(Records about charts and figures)
** start **
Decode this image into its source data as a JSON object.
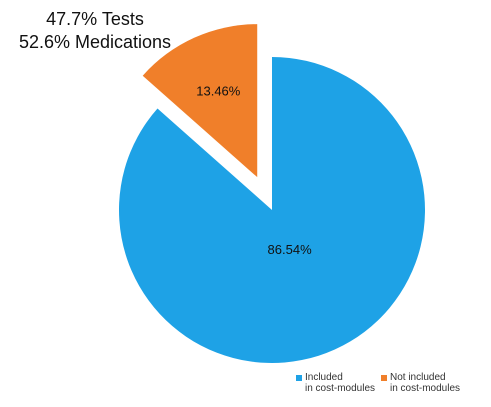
{
  "note": {
    "line1": "47.7% Tests",
    "line2": "52.6% Medications"
  },
  "chart_data": {
    "type": "pie",
    "slices": [
      {
        "label": "Included in cost-modules",
        "label_lines": [
          "Included",
          "in cost-modules"
        ],
        "value": 86.54,
        "value_label": "86.54%",
        "color": "#1ea2e6"
      },
      {
        "label": "Not included in cost-modules",
        "label_lines": [
          "Not included",
          "in cost-modules"
        ],
        "value": 13.46,
        "value_label": "13.46%",
        "color": "#f07f2a"
      }
    ],
    "legend_position": "bottom-right"
  }
}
** end **
- [Directions] The material above holds pictures; copy everything else in it exactly.

- [Result of this task]
Decode this image into its source data as a JSON object.
{
  "note": {
    "line1": "47.7% Tests",
    "line2": "52.6% Medications"
  },
  "chart_data": {
    "type": "pie",
    "slices": [
      {
        "label": "Included in cost-modules",
        "label_lines": [
          "Included",
          "in cost-modules"
        ],
        "value": 86.54,
        "value_label": "86.54%",
        "color": "#1ea2e6"
      },
      {
        "label": "Not included in cost-modules",
        "label_lines": [
          "Not included",
          "in cost-modules"
        ],
        "value": 13.46,
        "value_label": "13.46%",
        "color": "#f07f2a"
      }
    ],
    "legend_position": "bottom-right"
  }
}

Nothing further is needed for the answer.